- What the exercise asks -
Go through the material and write it all out exactly, minus the pictures.

# START OF Exercise material

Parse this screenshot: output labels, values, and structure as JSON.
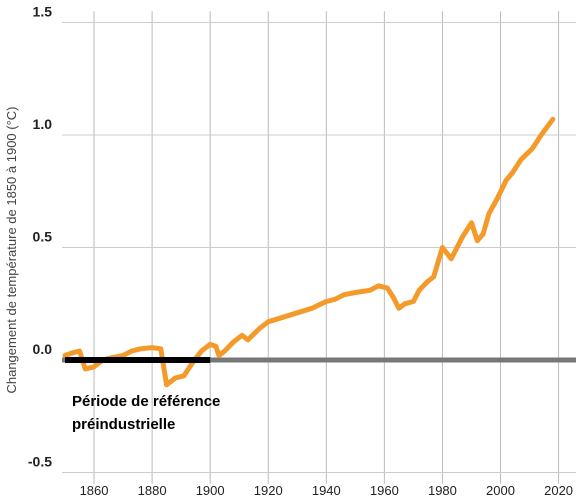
{
  "chart_data": {
    "type": "line",
    "y_label": "Changement de température de 1850 à 1900 (°C)",
    "annotation": [
      "Période de référence",
      "préindustrielle"
    ],
    "reference_period": [
      1850,
      1900
    ],
    "x": [
      1850,
      1852,
      1855,
      1857,
      1860,
      1863,
      1866,
      1870,
      1873,
      1876,
      1880,
      1883,
      1885,
      1888,
      1891,
      1894,
      1897,
      1900,
      1902,
      1903,
      1905,
      1908,
      1911,
      1913,
      1917,
      1920,
      1925,
      1930,
      1935,
      1940,
      1943,
      1946,
      1950,
      1955,
      1958,
      1961,
      1963,
      1965,
      1967,
      1970,
      1972,
      1975,
      1977,
      1980,
      1983,
      1987,
      1990,
      1992,
      1994,
      1996,
      1999,
      2002,
      2004,
      2007,
      2011,
      2014,
      2018
    ],
    "series": [
      {
        "name": "Température",
        "color": "#f39a2b",
        "values": [
          0.02,
          0.03,
          0.04,
          -0.04,
          -0.03,
          0.0,
          0.01,
          0.02,
          0.04,
          0.05,
          0.055,
          0.05,
          -0.11,
          -0.08,
          -0.07,
          -0.01,
          0.04,
          0.07,
          0.06,
          0.02,
          0.04,
          0.08,
          0.11,
          0.09,
          0.14,
          0.17,
          0.19,
          0.21,
          0.23,
          0.26,
          0.27,
          0.29,
          0.3,
          0.31,
          0.33,
          0.32,
          0.28,
          0.23,
          0.25,
          0.26,
          0.31,
          0.35,
          0.37,
          0.5,
          0.45,
          0.55,
          0.61,
          0.53,
          0.56,
          0.65,
          0.72,
          0.8,
          0.83,
          0.89,
          0.94,
          1.0,
          1.07
        ]
      }
    ],
    "xlim": [
      1850,
      2026
    ],
    "xticks": [
      1860,
      1880,
      1900,
      1920,
      1940,
      1960,
      1980,
      2000,
      2020
    ],
    "ylim": [
      -0.55,
      1.55
    ],
    "yticks": [
      {
        "value": -0.5,
        "label": "-0.5"
      },
      {
        "value": 0,
        "label": "0.0"
      },
      0.5,
      {
        "value": 1,
        "label": "1.0"
      },
      1.5
    ],
    "grid": true
  }
}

# END OF Exercise material

- Output of the task -
Parse this screenshot: output labels, values, and structure as JSON.
{
  "chart_data": {
    "type": "line",
    "y_label": "Changement de température de 1850 à 1900 (°C)",
    "annotation": [
      "Période de référence",
      "préindustrielle"
    ],
    "reference_period": [
      1850,
      1900
    ],
    "x": [
      1850,
      1852,
      1855,
      1857,
      1860,
      1863,
      1866,
      1870,
      1873,
      1876,
      1880,
      1883,
      1885,
      1888,
      1891,
      1894,
      1897,
      1900,
      1902,
      1903,
      1905,
      1908,
      1911,
      1913,
      1917,
      1920,
      1925,
      1930,
      1935,
      1940,
      1943,
      1946,
      1950,
      1955,
      1958,
      1961,
      1963,
      1965,
      1967,
      1970,
      1972,
      1975,
      1977,
      1980,
      1983,
      1987,
      1990,
      1992,
      1994,
      1996,
      1999,
      2002,
      2004,
      2007,
      2011,
      2014,
      2018
    ],
    "series": [
      {
        "name": "Température",
        "color": "#f39a2b",
        "values": [
          0.02,
          0.03,
          0.04,
          -0.04,
          -0.03,
          0.0,
          0.01,
          0.02,
          0.04,
          0.05,
          0.055,
          0.05,
          -0.11,
          -0.08,
          -0.07,
          -0.01,
          0.04,
          0.07,
          0.06,
          0.02,
          0.04,
          0.08,
          0.11,
          0.09,
          0.14,
          0.17,
          0.19,
          0.21,
          0.23,
          0.26,
          0.27,
          0.29,
          0.3,
          0.31,
          0.33,
          0.32,
          0.28,
          0.23,
          0.25,
          0.26,
          0.31,
          0.35,
          0.37,
          0.5,
          0.45,
          0.55,
          0.61,
          0.53,
          0.56,
          0.65,
          0.72,
          0.8,
          0.83,
          0.89,
          0.94,
          1.0,
          1.07
        ]
      }
    ],
    "xlim": [
      1850,
      2026
    ],
    "xticks": [
      1860,
      1880,
      1900,
      1920,
      1940,
      1960,
      1980,
      2000,
      2020
    ],
    "ylim": [
      -0.55,
      1.55
    ],
    "yticks": [
      {
        "value": -0.5,
        "label": "-0.5"
      },
      {
        "value": 0,
        "label": "0.0"
      },
      0.5,
      {
        "value": 1,
        "label": "1.0"
      },
      1.5
    ],
    "grid": true
  }
}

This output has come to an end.